▸ Given problem
Copy down all of the data underneath, exactly as shown.

[Dataset entries]
* start *

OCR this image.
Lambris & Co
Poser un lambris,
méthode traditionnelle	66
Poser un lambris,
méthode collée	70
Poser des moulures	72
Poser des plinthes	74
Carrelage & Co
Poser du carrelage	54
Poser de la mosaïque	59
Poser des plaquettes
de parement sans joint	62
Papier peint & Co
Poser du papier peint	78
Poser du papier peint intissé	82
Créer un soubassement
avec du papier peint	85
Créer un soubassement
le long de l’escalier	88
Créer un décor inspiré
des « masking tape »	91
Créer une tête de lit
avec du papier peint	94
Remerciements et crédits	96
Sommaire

* end *

▸ Full output
OCR this image.
Lambris & Co
Poser un lambris,
méthode traditionnelle	66
Poser un lambris,
méthode collée	70
Poser des moulures	72
Poser des plinthes	74
Carrelage & Co
Poser du carrelage	54
Poser de la mosaïque	59
Poser des plaquettes
de parement sans joint	62
Papier peint & Co
Poser du papier peint	78
Poser du papier peint intissé	82
Créer un soubassement
avec du papier peint	85
Créer un soubassement
le long de l’escalier	88
Créer un décor inspiré
des « masking tape »	91
Créer une tête de lit
avec du papier peint	94
Remerciements et crédits	96
Sommaire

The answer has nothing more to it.